What the exercise asks: Look through the data below and work out how many lines contain the string "image". Give the number alone.

Entries taken from a collection:
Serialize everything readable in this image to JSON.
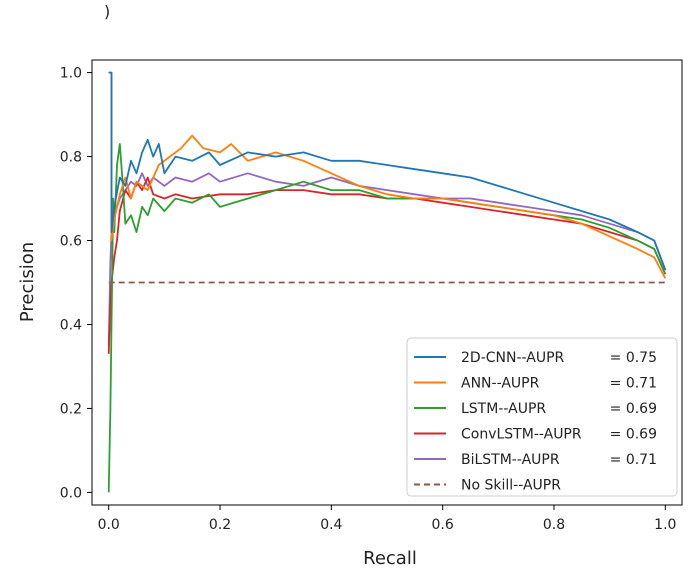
{
  "top_mark": ")",
  "chart_data": {
    "type": "line",
    "title": "",
    "xlabel": "Recall",
    "ylabel": "Precision",
    "xlim": [
      -0.03,
      1.03
    ],
    "ylim": [
      -0.03,
      1.03
    ],
    "xticks": [
      "0.0",
      "0.2",
      "0.4",
      "0.6",
      "0.8",
      "1.0"
    ],
    "yticks": [
      "0.0",
      "0.2",
      "0.4",
      "0.6",
      "0.8",
      "1.0"
    ],
    "grid": false,
    "legend_position": "lower-right",
    "series": [
      {
        "name": "2D-CNN--AUPR",
        "score": "= 0.75",
        "color": "#1f77b4",
        "dash": false,
        "points": [
          [
            0,
            1.0
          ],
          [
            0.005,
            1.0
          ],
          [
            0.005,
            0.62
          ],
          [
            0.01,
            0.68
          ],
          [
            0.02,
            0.75
          ],
          [
            0.03,
            0.73
          ],
          [
            0.04,
            0.79
          ],
          [
            0.05,
            0.76
          ],
          [
            0.06,
            0.81
          ],
          [
            0.07,
            0.84
          ],
          [
            0.08,
            0.8
          ],
          [
            0.09,
            0.83
          ],
          [
            0.1,
            0.76
          ],
          [
            0.12,
            0.8
          ],
          [
            0.15,
            0.79
          ],
          [
            0.18,
            0.81
          ],
          [
            0.2,
            0.78
          ],
          [
            0.25,
            0.81
          ],
          [
            0.3,
            0.8
          ],
          [
            0.35,
            0.81
          ],
          [
            0.4,
            0.79
          ],
          [
            0.45,
            0.79
          ],
          [
            0.5,
            0.78
          ],
          [
            0.55,
            0.77
          ],
          [
            0.6,
            0.76
          ],
          [
            0.65,
            0.75
          ],
          [
            0.7,
            0.73
          ],
          [
            0.75,
            0.71
          ],
          [
            0.8,
            0.69
          ],
          [
            0.85,
            0.67
          ],
          [
            0.9,
            0.65
          ],
          [
            0.95,
            0.62
          ],
          [
            0.98,
            0.6
          ],
          [
            1.0,
            0.53
          ]
        ]
      },
      {
        "name": "ANN--AUPR",
        "score": "= 0.71",
        "color": "#ff7f0e",
        "dash": false,
        "points": [
          [
            0,
            1.0
          ],
          [
            0.005,
            1.0
          ],
          [
            0.005,
            0.6
          ],
          [
            0.01,
            0.65
          ],
          [
            0.02,
            0.71
          ],
          [
            0.03,
            0.75
          ],
          [
            0.04,
            0.7
          ],
          [
            0.05,
            0.74
          ],
          [
            0.07,
            0.72
          ],
          [
            0.09,
            0.78
          ],
          [
            0.11,
            0.8
          ],
          [
            0.13,
            0.82
          ],
          [
            0.15,
            0.85
          ],
          [
            0.17,
            0.82
          ],
          [
            0.2,
            0.81
          ],
          [
            0.22,
            0.83
          ],
          [
            0.25,
            0.79
          ],
          [
            0.3,
            0.81
          ],
          [
            0.35,
            0.79
          ],
          [
            0.4,
            0.76
          ],
          [
            0.45,
            0.73
          ],
          [
            0.5,
            0.71
          ],
          [
            0.55,
            0.7
          ],
          [
            0.6,
            0.7
          ],
          [
            0.65,
            0.69
          ],
          [
            0.7,
            0.68
          ],
          [
            0.75,
            0.67
          ],
          [
            0.8,
            0.66
          ],
          [
            0.85,
            0.64
          ],
          [
            0.9,
            0.61
          ],
          [
            0.95,
            0.58
          ],
          [
            0.98,
            0.56
          ],
          [
            1.0,
            0.51
          ]
        ]
      },
      {
        "name": "LSTM--AUPR",
        "score": "= 0.69",
        "color": "#2ca02c",
        "dash": false,
        "points": [
          [
            0,
            0.0
          ],
          [
            0.003,
            0.2
          ],
          [
            0.005,
            0.4
          ],
          [
            0.008,
            0.7
          ],
          [
            0.01,
            0.62
          ],
          [
            0.015,
            0.78
          ],
          [
            0.02,
            0.83
          ],
          [
            0.025,
            0.74
          ],
          [
            0.03,
            0.64
          ],
          [
            0.04,
            0.66
          ],
          [
            0.05,
            0.62
          ],
          [
            0.06,
            0.68
          ],
          [
            0.07,
            0.66
          ],
          [
            0.08,
            0.7
          ],
          [
            0.1,
            0.67
          ],
          [
            0.12,
            0.7
          ],
          [
            0.15,
            0.69
          ],
          [
            0.18,
            0.71
          ],
          [
            0.2,
            0.68
          ],
          [
            0.25,
            0.7
          ],
          [
            0.3,
            0.72
          ],
          [
            0.35,
            0.74
          ],
          [
            0.4,
            0.72
          ],
          [
            0.45,
            0.72
          ],
          [
            0.5,
            0.7
          ],
          [
            0.55,
            0.7
          ],
          [
            0.6,
            0.7
          ],
          [
            0.65,
            0.69
          ],
          [
            0.7,
            0.68
          ],
          [
            0.75,
            0.67
          ],
          [
            0.8,
            0.66
          ],
          [
            0.85,
            0.65
          ],
          [
            0.9,
            0.63
          ],
          [
            0.95,
            0.6
          ],
          [
            0.98,
            0.58
          ],
          [
            1.0,
            0.52
          ]
        ]
      },
      {
        "name": "ConvLSTM--AUPR",
        "score": "= 0.69",
        "color": "#d62728",
        "dash": false,
        "points": [
          [
            0,
            0.33
          ],
          [
            0.003,
            0.45
          ],
          [
            0.005,
            0.5
          ],
          [
            0.01,
            0.56
          ],
          [
            0.015,
            0.6
          ],
          [
            0.02,
            0.67
          ],
          [
            0.03,
            0.72
          ],
          [
            0.04,
            0.7
          ],
          [
            0.05,
            0.74
          ],
          [
            0.06,
            0.72
          ],
          [
            0.07,
            0.75
          ],
          [
            0.08,
            0.71
          ],
          [
            0.1,
            0.7
          ],
          [
            0.12,
            0.71
          ],
          [
            0.15,
            0.7
          ],
          [
            0.2,
            0.71
          ],
          [
            0.25,
            0.71
          ],
          [
            0.3,
            0.72
          ],
          [
            0.35,
            0.72
          ],
          [
            0.4,
            0.71
          ],
          [
            0.45,
            0.71
          ],
          [
            0.5,
            0.7
          ],
          [
            0.55,
            0.7
          ],
          [
            0.6,
            0.69
          ],
          [
            0.65,
            0.68
          ],
          [
            0.7,
            0.67
          ],
          [
            0.75,
            0.66
          ],
          [
            0.8,
            0.65
          ],
          [
            0.85,
            0.64
          ],
          [
            0.9,
            0.62
          ],
          [
            0.95,
            0.6
          ],
          [
            0.98,
            0.58
          ],
          [
            1.0,
            0.52
          ]
        ]
      },
      {
        "name": "BiLSTM--AUPR",
        "score": "= 0.71",
        "color": "#9467bd",
        "dash": false,
        "points": [
          [
            0,
            0.35
          ],
          [
            0.003,
            0.55
          ],
          [
            0.005,
            0.62
          ],
          [
            0.01,
            0.66
          ],
          [
            0.02,
            0.7
          ],
          [
            0.03,
            0.72
          ],
          [
            0.04,
            0.74
          ],
          [
            0.05,
            0.73
          ],
          [
            0.06,
            0.76
          ],
          [
            0.07,
            0.73
          ],
          [
            0.08,
            0.75
          ],
          [
            0.1,
            0.73
          ],
          [
            0.12,
            0.75
          ],
          [
            0.15,
            0.74
          ],
          [
            0.18,
            0.76
          ],
          [
            0.2,
            0.74
          ],
          [
            0.25,
            0.76
          ],
          [
            0.3,
            0.74
          ],
          [
            0.35,
            0.73
          ],
          [
            0.4,
            0.75
          ],
          [
            0.45,
            0.73
          ],
          [
            0.5,
            0.72
          ],
          [
            0.55,
            0.71
          ],
          [
            0.6,
            0.7
          ],
          [
            0.65,
            0.7
          ],
          [
            0.7,
            0.69
          ],
          [
            0.75,
            0.68
          ],
          [
            0.8,
            0.67
          ],
          [
            0.85,
            0.66
          ],
          [
            0.9,
            0.64
          ],
          [
            0.95,
            0.62
          ],
          [
            0.98,
            0.6
          ],
          [
            1.0,
            0.53
          ]
        ]
      },
      {
        "name": "No Skill--AUPR",
        "score": "",
        "color": "#8c564b",
        "dash": true,
        "points": [
          [
            0,
            0.5
          ],
          [
            1.0,
            0.5
          ]
        ]
      }
    ]
  }
}
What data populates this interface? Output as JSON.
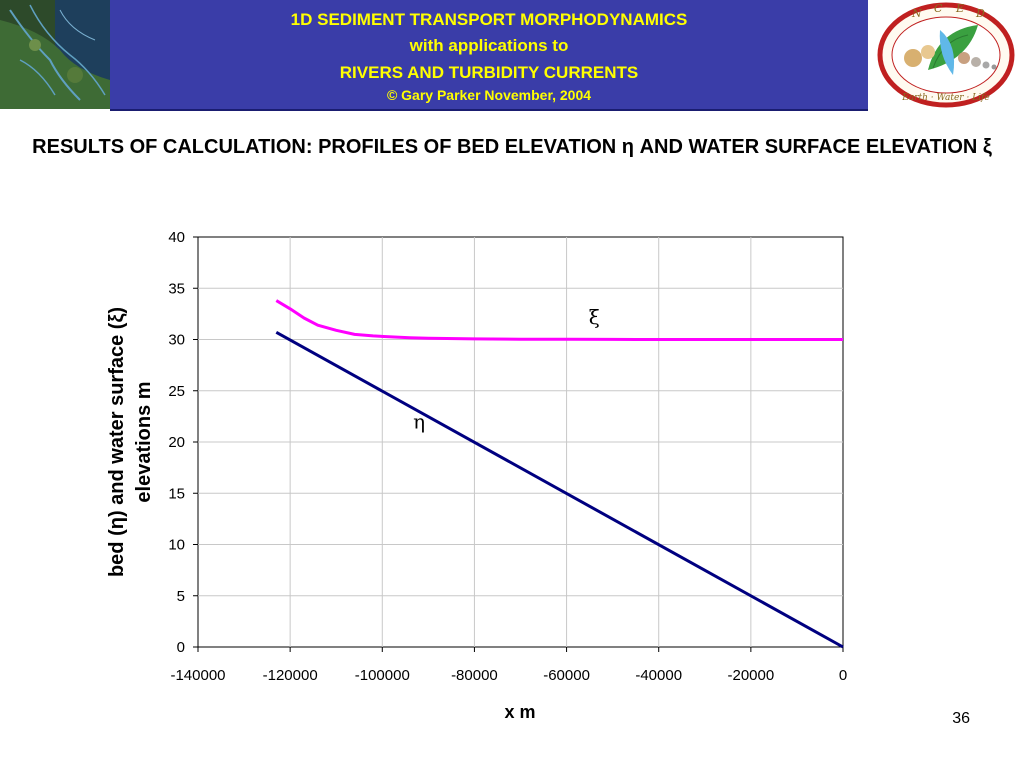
{
  "header": {
    "line1": "1D SEDIMENT TRANSPORT MORPHODYNAMICS",
    "line2": "with applications to",
    "line3": "RIVERS AND TURBIDITY CURRENTS",
    "line4": "© Gary Parker November, 2004",
    "banner_color": "#3a3da8",
    "text_color": "#ffff00",
    "logo_letters": [
      "N",
      "C",
      "E",
      "D"
    ],
    "logo_motto": "Earth · Water · Life"
  },
  "slide": {
    "title": "RESULTS OF CALCULATION: PROFILES OF BED ELEVATION η AND WATER SURFACE ELEVATION ξ",
    "page_number": "36"
  },
  "chart_data": {
    "type": "line",
    "title": "",
    "xlabel": "x m",
    "ylabel_line1": "bed (η) and water surface (ξ)",
    "ylabel_line2": "elevations m",
    "xlim": [
      -140000,
      0
    ],
    "ylim": [
      0,
      40
    ],
    "x_ticks": [
      -140000,
      -120000,
      -100000,
      -80000,
      -60000,
      -40000,
      -20000,
      0
    ],
    "y_ticks": [
      0,
      5,
      10,
      15,
      20,
      25,
      30,
      35,
      40
    ],
    "grid": true,
    "series": [
      {
        "name": "ξ",
        "color": "#ff00ff",
        "label_at": [
          -54000,
          31.5
        ],
        "x": [
          -123000,
          -120000,
          -117000,
          -114000,
          -110000,
          -106000,
          -102000,
          -98000,
          -94000,
          -90000,
          -80000,
          -70000,
          -60000,
          -50000,
          -40000,
          -30000,
          -20000,
          -10000,
          0
        ],
        "y": [
          33.8,
          33.0,
          32.1,
          31.4,
          30.9,
          30.5,
          30.35,
          30.25,
          30.18,
          30.12,
          30.06,
          30.03,
          30.02,
          30.01,
          30.0,
          30.0,
          30.0,
          30.0,
          30.0
        ]
      },
      {
        "name": "η",
        "color": "#000080",
        "label_at": [
          -92000,
          21.3
        ],
        "x": [
          -123000,
          0
        ],
        "y": [
          30.7,
          0
        ]
      }
    ]
  }
}
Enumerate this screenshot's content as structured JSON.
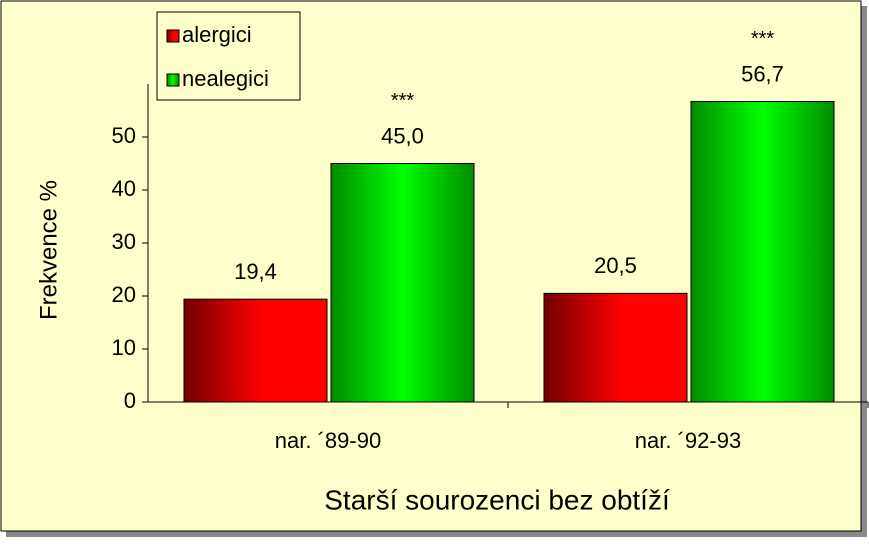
{
  "chart_data": {
    "type": "bar",
    "x_label": "Starší sourozenci bez obtíží",
    "y_label": "Frekvence %",
    "categories": [
      "nar. ´89-90",
      "nar. ´92-93"
    ],
    "series": [
      {
        "name": "alergici",
        "color": "#ff0000",
        "values": [
          19.4,
          20.5
        ],
        "value_labels": [
          "19,4",
          "20,5"
        ]
      },
      {
        "name": "nealegici",
        "color": "#00ff00",
        "values": [
          45.0,
          56.7
        ],
        "value_labels": [
          "45,0",
          "56,7"
        ],
        "value_notes": [
          "***",
          "***"
        ]
      }
    ],
    "ylim": [
      0,
      60
    ],
    "yticks": [
      0,
      10,
      20,
      30,
      40,
      50
    ],
    "legend": "top-left",
    "background": "#ffffcc"
  }
}
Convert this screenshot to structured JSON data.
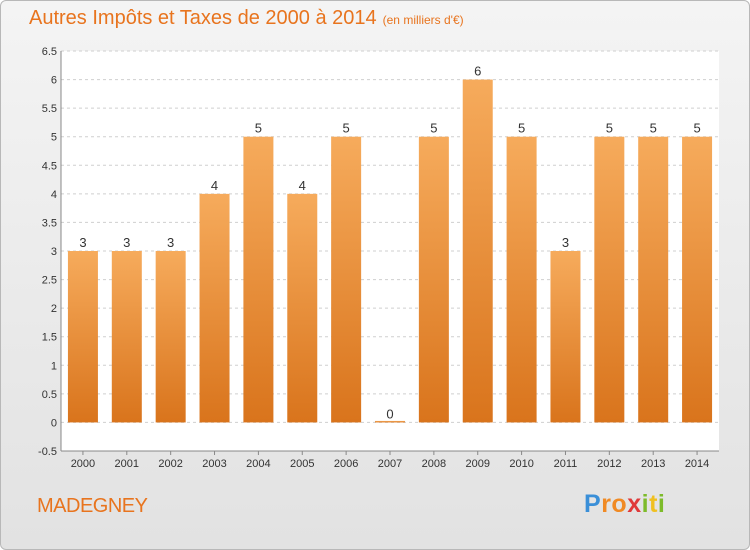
{
  "chart_data": {
    "type": "bar",
    "title": "Autres Impôts et Taxes de 2000 à 2014",
    "subtitle": "(en milliers d'€)",
    "categories": [
      "2000",
      "2001",
      "2002",
      "2003",
      "2004",
      "2005",
      "2006",
      "2007",
      "2008",
      "2009",
      "2010",
      "2011",
      "2012",
      "2013",
      "2014"
    ],
    "values": [
      3,
      3,
      3,
      4,
      5,
      4,
      5,
      0,
      5,
      6,
      5,
      3,
      5,
      5,
      5
    ],
    "data_labels": [
      "3",
      "3",
      "3",
      "4",
      "5",
      "4",
      "5",
      "0",
      "5",
      "6",
      "5",
      "3",
      "5",
      "5",
      "5"
    ],
    "yticks": [
      "-0.5",
      "0",
      "0.5",
      "1",
      "1.5",
      "2",
      "2.5",
      "3",
      "3.5",
      "4",
      "4.5",
      "5",
      "5.5",
      "6",
      "6.5"
    ],
    "ylim": [
      -0.5,
      6.5
    ],
    "grid": true,
    "bar_color": "#f0902f",
    "bar_color_light": "#f6ab5c",
    "bar_color_dark": "#d9741c"
  },
  "commune": "MADEGNEY",
  "logo": {
    "letters": [
      "P",
      "r",
      "o",
      "x",
      "i",
      "t",
      "i"
    ],
    "colors": [
      "#3a8fd8",
      "#f08a24",
      "#f08a24",
      "#e03a3a",
      "#7dbb2a",
      "#f0c020",
      "#7dbb2a"
    ]
  }
}
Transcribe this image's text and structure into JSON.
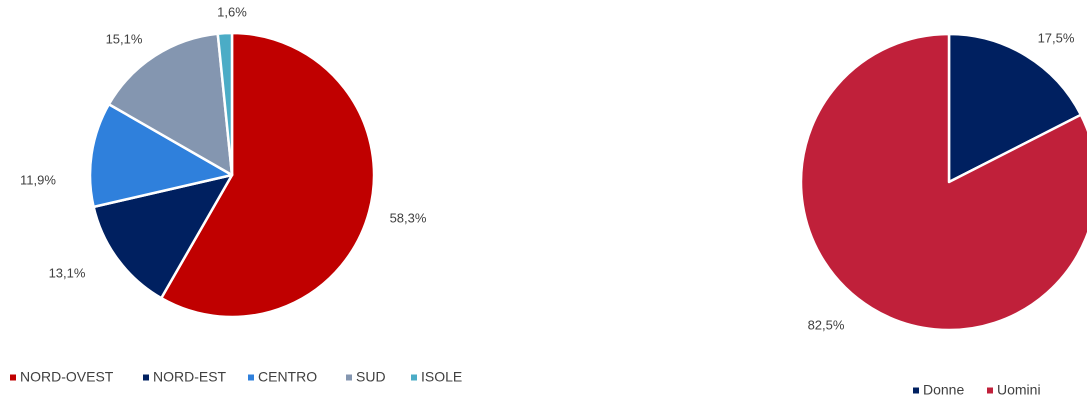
{
  "chart_data": [
    {
      "type": "pie",
      "title": "",
      "categories": [
        "NORD-OVEST",
        "NORD-EST",
        "CENTRO",
        "SUD",
        "ISOLE"
      ],
      "values": [
        58.3,
        13.1,
        11.9,
        15.1,
        1.6
      ],
      "data_labels": [
        "58,3%",
        "13,1%",
        "11,9%",
        "15,1%",
        "1,6%"
      ],
      "colors": [
        "#C00000",
        "#002060",
        "#2F80DC",
        "#8496B0",
        "#4BACC6"
      ],
      "start_angle_deg": 0,
      "direction": "clockwise",
      "legend_position": "bottom"
    },
    {
      "type": "pie",
      "title": "",
      "categories": [
        "Donne",
        "Uomini"
      ],
      "values": [
        17.5,
        82.5
      ],
      "data_labels": [
        "17,5%",
        "82,5%"
      ],
      "colors": [
        "#002060",
        "#C0203A"
      ],
      "start_angle_deg": 0,
      "direction": "clockwise",
      "legend_position": "bottom"
    }
  ]
}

Output of the exercise: 2